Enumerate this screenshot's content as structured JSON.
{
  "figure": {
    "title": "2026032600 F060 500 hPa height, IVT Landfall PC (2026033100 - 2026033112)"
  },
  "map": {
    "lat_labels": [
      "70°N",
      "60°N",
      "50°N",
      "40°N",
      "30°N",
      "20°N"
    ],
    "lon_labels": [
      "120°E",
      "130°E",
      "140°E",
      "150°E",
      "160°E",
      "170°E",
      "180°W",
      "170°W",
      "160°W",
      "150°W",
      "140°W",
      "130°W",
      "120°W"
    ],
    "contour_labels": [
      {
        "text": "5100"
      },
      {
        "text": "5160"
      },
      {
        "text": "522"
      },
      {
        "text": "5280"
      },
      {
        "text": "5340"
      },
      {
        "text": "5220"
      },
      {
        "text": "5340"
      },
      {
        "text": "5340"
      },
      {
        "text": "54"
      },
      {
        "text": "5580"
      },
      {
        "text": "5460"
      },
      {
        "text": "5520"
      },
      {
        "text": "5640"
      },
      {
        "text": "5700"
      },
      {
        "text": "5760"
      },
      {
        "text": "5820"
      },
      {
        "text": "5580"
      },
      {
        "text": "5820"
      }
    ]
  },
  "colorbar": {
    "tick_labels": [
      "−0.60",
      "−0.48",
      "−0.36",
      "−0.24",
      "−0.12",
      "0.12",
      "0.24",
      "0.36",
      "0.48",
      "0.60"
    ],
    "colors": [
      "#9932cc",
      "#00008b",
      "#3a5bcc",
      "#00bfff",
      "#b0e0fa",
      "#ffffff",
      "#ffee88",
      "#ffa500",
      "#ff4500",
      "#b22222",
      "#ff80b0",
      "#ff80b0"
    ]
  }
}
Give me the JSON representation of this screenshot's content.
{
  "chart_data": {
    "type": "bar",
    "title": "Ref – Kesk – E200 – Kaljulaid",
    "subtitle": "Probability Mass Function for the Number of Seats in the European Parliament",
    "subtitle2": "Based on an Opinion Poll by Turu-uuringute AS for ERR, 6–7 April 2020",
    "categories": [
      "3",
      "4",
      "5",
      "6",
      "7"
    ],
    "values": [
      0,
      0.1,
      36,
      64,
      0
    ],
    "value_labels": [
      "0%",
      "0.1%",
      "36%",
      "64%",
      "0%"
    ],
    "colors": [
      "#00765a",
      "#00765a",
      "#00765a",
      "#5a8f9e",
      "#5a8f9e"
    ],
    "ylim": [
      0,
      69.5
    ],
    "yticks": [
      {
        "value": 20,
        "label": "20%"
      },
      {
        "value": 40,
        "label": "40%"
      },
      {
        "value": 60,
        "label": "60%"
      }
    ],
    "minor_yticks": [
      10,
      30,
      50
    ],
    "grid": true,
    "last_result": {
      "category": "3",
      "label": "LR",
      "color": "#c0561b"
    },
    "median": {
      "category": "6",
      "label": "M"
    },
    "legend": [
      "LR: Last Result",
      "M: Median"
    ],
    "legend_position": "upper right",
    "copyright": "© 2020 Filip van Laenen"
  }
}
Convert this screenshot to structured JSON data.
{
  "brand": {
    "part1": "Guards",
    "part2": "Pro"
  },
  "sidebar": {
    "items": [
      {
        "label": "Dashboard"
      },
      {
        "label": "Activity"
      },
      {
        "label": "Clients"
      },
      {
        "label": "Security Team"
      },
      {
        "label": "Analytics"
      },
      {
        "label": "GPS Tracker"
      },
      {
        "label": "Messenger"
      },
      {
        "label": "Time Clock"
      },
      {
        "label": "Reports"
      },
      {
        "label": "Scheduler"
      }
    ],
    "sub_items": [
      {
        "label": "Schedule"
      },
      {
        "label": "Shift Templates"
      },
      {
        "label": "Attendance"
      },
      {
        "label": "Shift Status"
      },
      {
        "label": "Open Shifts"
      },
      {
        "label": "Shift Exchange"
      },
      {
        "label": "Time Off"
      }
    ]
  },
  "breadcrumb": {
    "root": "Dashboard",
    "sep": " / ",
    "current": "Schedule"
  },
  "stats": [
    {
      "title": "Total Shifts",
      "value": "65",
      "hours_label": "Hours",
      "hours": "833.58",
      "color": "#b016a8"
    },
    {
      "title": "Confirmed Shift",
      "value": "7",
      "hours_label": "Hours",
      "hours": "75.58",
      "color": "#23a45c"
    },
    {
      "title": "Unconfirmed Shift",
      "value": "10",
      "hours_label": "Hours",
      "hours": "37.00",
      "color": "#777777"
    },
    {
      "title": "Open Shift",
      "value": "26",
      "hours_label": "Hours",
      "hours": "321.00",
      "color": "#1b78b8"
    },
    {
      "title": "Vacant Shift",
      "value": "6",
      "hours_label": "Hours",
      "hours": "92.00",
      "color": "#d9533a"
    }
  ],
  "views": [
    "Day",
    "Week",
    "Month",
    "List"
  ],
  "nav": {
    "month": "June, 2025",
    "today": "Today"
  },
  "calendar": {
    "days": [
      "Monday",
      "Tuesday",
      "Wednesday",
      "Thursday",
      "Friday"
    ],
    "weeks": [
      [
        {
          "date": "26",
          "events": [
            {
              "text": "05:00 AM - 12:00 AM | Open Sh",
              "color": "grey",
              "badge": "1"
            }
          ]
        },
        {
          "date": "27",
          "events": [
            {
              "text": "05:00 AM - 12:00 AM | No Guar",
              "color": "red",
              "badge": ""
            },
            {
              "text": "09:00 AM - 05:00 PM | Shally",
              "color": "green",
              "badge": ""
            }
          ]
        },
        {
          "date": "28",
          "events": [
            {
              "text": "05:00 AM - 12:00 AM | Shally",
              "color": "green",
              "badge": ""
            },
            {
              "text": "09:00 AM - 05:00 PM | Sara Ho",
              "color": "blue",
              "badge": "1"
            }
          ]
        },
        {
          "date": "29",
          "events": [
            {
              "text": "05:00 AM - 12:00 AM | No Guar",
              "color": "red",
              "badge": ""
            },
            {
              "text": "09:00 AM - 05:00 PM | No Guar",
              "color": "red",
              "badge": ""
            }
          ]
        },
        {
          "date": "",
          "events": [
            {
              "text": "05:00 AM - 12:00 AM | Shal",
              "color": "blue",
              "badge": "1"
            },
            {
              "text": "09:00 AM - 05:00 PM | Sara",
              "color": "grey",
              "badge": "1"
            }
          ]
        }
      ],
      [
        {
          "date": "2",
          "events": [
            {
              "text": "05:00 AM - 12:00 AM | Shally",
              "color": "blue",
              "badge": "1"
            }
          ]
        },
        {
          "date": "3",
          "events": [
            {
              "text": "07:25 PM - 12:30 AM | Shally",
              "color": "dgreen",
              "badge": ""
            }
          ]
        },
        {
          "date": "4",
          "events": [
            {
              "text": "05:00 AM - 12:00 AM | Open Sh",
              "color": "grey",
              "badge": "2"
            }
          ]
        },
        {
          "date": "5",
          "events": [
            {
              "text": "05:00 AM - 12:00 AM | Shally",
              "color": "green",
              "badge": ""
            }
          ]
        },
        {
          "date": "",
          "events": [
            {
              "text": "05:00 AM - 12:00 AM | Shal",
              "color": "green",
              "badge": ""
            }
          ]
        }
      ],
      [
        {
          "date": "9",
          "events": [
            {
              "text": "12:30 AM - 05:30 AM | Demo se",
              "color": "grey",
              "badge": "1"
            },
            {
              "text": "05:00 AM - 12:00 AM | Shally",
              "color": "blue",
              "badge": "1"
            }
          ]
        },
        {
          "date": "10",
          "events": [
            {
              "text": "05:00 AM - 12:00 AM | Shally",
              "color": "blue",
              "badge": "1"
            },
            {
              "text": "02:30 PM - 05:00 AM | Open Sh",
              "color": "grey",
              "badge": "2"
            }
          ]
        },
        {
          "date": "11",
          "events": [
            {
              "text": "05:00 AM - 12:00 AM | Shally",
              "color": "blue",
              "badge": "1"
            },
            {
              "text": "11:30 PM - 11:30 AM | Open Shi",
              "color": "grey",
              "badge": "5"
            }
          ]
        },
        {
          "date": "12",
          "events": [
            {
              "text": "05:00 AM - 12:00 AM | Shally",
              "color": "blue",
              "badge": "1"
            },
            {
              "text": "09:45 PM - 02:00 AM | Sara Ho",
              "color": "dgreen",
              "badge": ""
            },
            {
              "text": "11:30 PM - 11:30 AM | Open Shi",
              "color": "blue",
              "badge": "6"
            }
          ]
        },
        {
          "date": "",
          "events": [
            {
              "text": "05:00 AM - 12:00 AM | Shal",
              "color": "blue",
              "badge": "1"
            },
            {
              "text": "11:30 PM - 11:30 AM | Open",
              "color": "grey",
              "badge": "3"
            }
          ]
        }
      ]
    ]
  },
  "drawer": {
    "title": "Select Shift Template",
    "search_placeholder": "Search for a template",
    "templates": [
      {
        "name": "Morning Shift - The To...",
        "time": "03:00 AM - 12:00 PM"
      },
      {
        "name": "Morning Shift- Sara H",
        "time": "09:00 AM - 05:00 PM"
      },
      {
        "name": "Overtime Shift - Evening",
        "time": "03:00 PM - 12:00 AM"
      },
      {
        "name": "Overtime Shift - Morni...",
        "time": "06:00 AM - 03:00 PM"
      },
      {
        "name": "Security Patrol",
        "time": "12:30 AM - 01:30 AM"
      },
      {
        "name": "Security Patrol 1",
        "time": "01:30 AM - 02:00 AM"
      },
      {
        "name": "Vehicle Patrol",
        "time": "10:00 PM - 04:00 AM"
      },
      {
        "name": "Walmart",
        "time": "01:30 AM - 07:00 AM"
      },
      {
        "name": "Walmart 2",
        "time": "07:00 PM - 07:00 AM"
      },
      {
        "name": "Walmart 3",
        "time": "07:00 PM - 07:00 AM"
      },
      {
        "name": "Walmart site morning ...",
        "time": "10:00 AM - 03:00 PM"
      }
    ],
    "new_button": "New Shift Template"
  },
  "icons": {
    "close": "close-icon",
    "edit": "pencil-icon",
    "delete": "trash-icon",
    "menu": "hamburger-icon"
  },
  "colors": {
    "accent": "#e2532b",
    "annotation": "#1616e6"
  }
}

-------------------------

**REQUEST:** Reply with one number: the count of lines in the entries that include the word "name".

**EXERCISE ANSWER:** 11